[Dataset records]
'''

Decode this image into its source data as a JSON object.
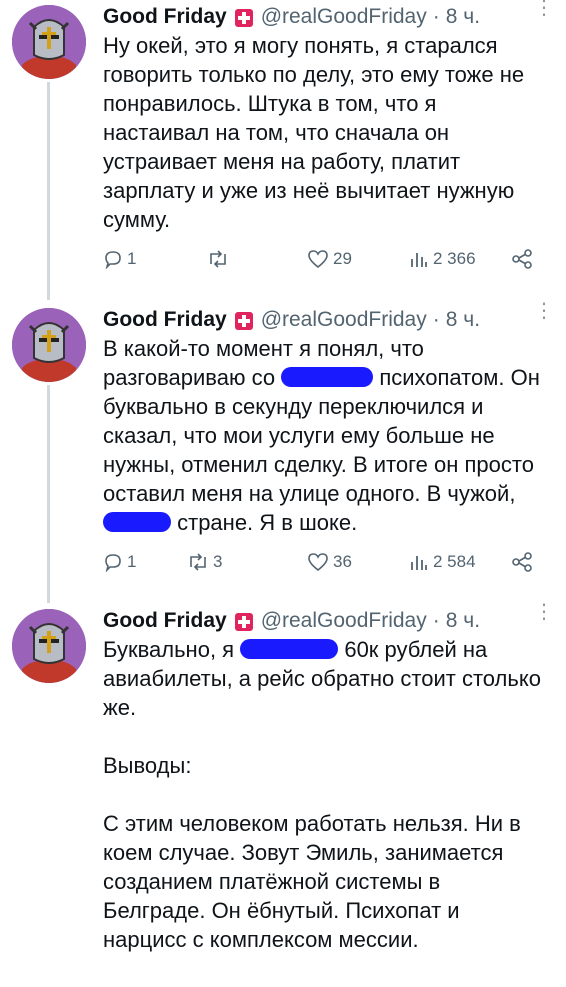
{
  "tweets": [
    {
      "author": "Good Friday",
      "handle": "@realGoodFriday",
      "sep": "·",
      "time": "8 ч.",
      "text": [
        "Ну окей, это я могу понять, я старался говорить только по делу, это ему тоже не понравилось. Штука в том, что я настаивал на том, что сначала он устраивает меня на работу, платит зарплату и уже из неё вычитает нужную сумму."
      ],
      "replies": "1",
      "retweets": "",
      "likes": "29",
      "views": "2 366"
    },
    {
      "author": "Good Friday",
      "handle": "@realGoodFriday",
      "sep": "·",
      "time": "8 ч.",
      "text_a": "В какой-то момент я понял, что разговариваю со",
      "text_b": "психопатом. Он буквально в секунду переключился и сказал, что мои услуги ему больше не нужны, отменил сделку. В итоге он просто оставил меня на улице одного. В чужой,",
      "text_c": "стране. Я в шоке.",
      "replies": "1",
      "retweets": "3",
      "likes": "36",
      "views": "2 584"
    },
    {
      "author": "Good Friday",
      "handle": "@realGoodFriday",
      "sep": "·",
      "time": "8 ч.",
      "text_a": "Буквально, я",
      "text_b": "60к рублей на авиабилеты, а рейс обратно стоит столько же.",
      "p2": "Выводы:",
      "p3": "С этим человеком работать нельзя. Ни в коем случае. Зовут Эмиль, занимается созданием платёжной системы в Белграде. Он ёбнутый. Психопат и нарцисс с комплексом мессии."
    }
  ],
  "colors": {
    "accent_redaction": "#1a1aff",
    "verified_badge": "#e0245e",
    "muted": "#536471"
  },
  "icons": [
    "reply-icon",
    "retweet-icon",
    "like-icon",
    "views-icon",
    "share-icon",
    "more-icon"
  ]
}
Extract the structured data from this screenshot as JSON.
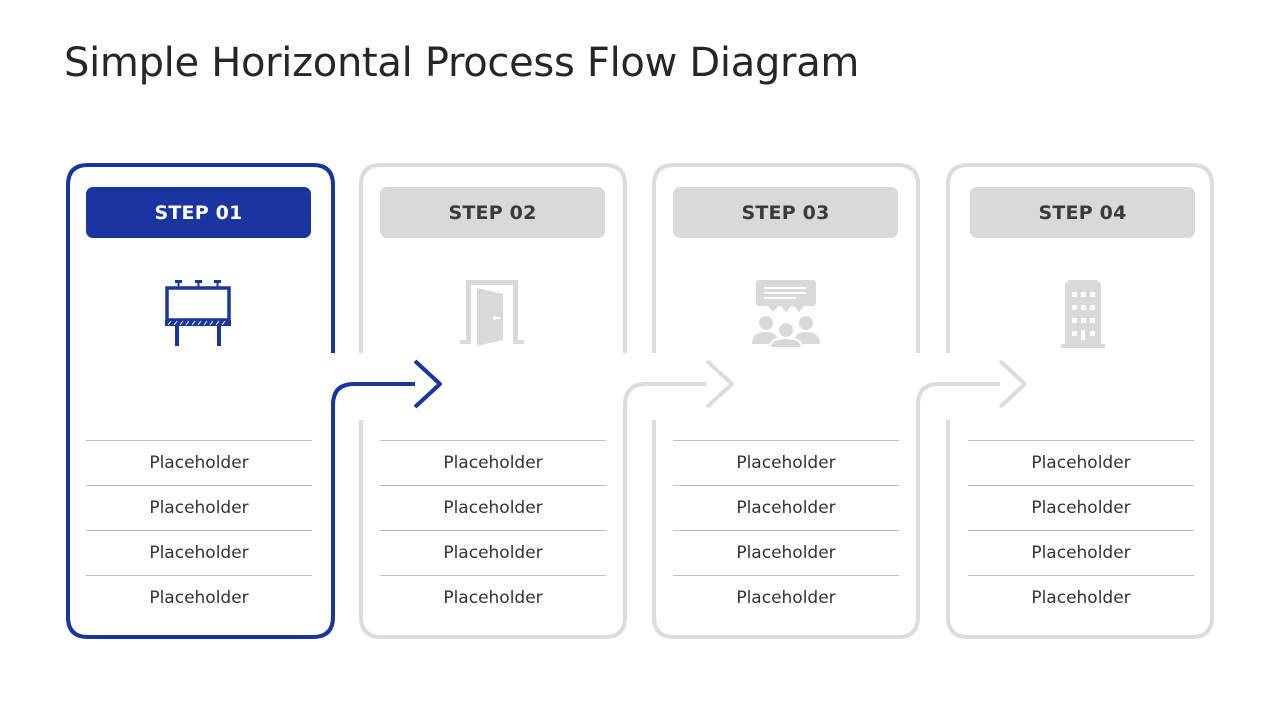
{
  "title": "Simple Horizontal Process Flow Diagram",
  "colors": {
    "active": "#1a35a0",
    "inactive": "#d9d9d9",
    "text": "#333333"
  },
  "steps": [
    {
      "label": "STEP 01",
      "state": "active",
      "icon": "billboard-icon",
      "items": [
        "Placeholder",
        "Placeholder",
        "Placeholder",
        "Placeholder"
      ]
    },
    {
      "label": "STEP 02",
      "state": "inactive",
      "icon": "door-icon",
      "items": [
        "Placeholder",
        "Placeholder",
        "Placeholder",
        "Placeholder"
      ]
    },
    {
      "label": "STEP 03",
      "state": "inactive",
      "icon": "meeting-icon",
      "items": [
        "Placeholder",
        "Placeholder",
        "Placeholder",
        "Placeholder"
      ]
    },
    {
      "label": "STEP 04",
      "state": "inactive",
      "icon": "building-icon",
      "items": [
        "Placeholder",
        "Placeholder",
        "Placeholder",
        "Placeholder"
      ]
    }
  ]
}
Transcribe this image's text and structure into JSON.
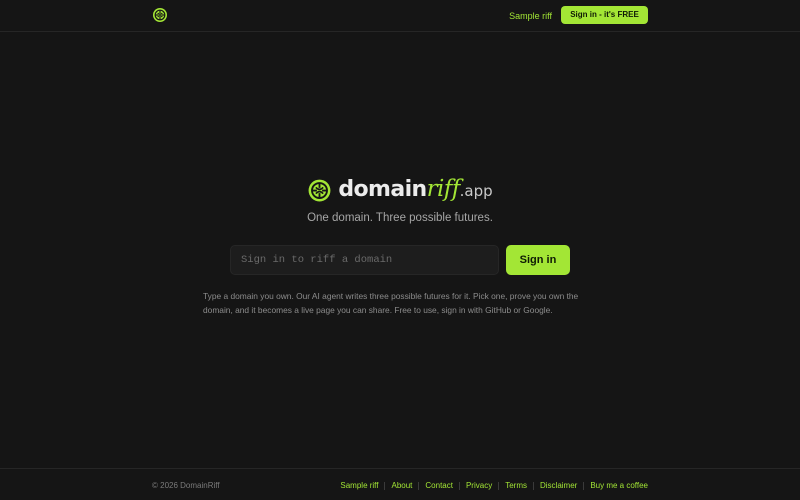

'''

Transcribe all of the entries word for word, but skip any pictures they contain.

Decode this image into its source data as a JSON object.
{
  "tweets": [
    {
      "author": "Good Friday",
      "handle": "@realGoodFriday",
      "sep": "·",
      "time": "8 ч.",
      "text": [
        "Ну окей, это я могу понять, я старался говорить только по делу, это ему тоже не понравилось. Штука в том, что я настаивал на том, что сначала он устраивает меня на работу, платит зарплату и уже из неё вычитает нужную сумму."
      ],
      "replies": "1",
      "retweets": "",
      "likes": "29",
      "views": "2 366"
    },
    {
      "author": "Good Friday",
      "handle": "@realGoodFriday",
      "sep": "·",
      "time": "8 ч.",
      "text_a": "В какой-то момент я понял, что разговариваю со",
      "text_b": "психопатом. Он буквально в секунду переключился и сказал, что мои услуги ему больше не нужны, отменил сделку. В итоге он просто оставил меня на улице одного. В чужой,",
      "text_c": "стране. Я в шоке.",
      "replies": "1",
      "retweets": "3",
      "likes": "36",
      "views": "2 584"
    },
    {
      "author": "Good Friday",
      "handle": "@realGoodFriday",
      "sep": "·",
      "time": "8 ч.",
      "text_a": "Буквально, я",
      "text_b": "60к рублей на авиабилеты, а рейс обратно стоит столько же.",
      "p2": "Выводы:",
      "p3": "С этим человеком работать нельзя. Ни в коем случае. Зовут Эмиль, занимается созданием платёжной системы в Белграде. Он ёбнутый. Психопат и нарцисс с комплексом мессии."
    }
  ],
  "colors": {
    "accent_redaction": "#1a1aff",
    "verified_badge": "#e0245e",
    "muted": "#536471"
  },
  "icons": [
    "reply-icon",
    "retweet-icon",
    "like-icon",
    "views-icon",
    "share-icon",
    "more-icon"
  ]
}
Extract the structured data from this screenshot as JSON.
{
  "title": "Simple Horizontal Process Flow Diagram",
  "colors": {
    "active": "#1a35a0",
    "inactive": "#d9d9d9",
    "text": "#333333"
  },
  "steps": [
    {
      "label": "STEP 01",
      "state": "active",
      "icon": "billboard-icon",
      "items": [
        "Placeholder",
        "Placeholder",
        "Placeholder",
        "Placeholder"
      ]
    },
    {
      "label": "STEP 02",
      "state": "inactive",
      "icon": "door-icon",
      "items": [
        "Placeholder",
        "Placeholder",
        "Placeholder",
        "Placeholder"
      ]
    },
    {
      "label": "STEP 03",
      "state": "inactive",
      "icon": "meeting-icon",
      "items": [
        "Placeholder",
        "Placeholder",
        "Placeholder",
        "Placeholder"
      ]
    },
    {
      "label": "STEP 04",
      "state": "inactive",
      "icon": "building-icon",
      "items": [
        "Placeholder",
        "Placeholder",
        "Placeholder",
        "Placeholder"
      ]
    }
  ]
}
Transcribe this image's text and structure into JSON.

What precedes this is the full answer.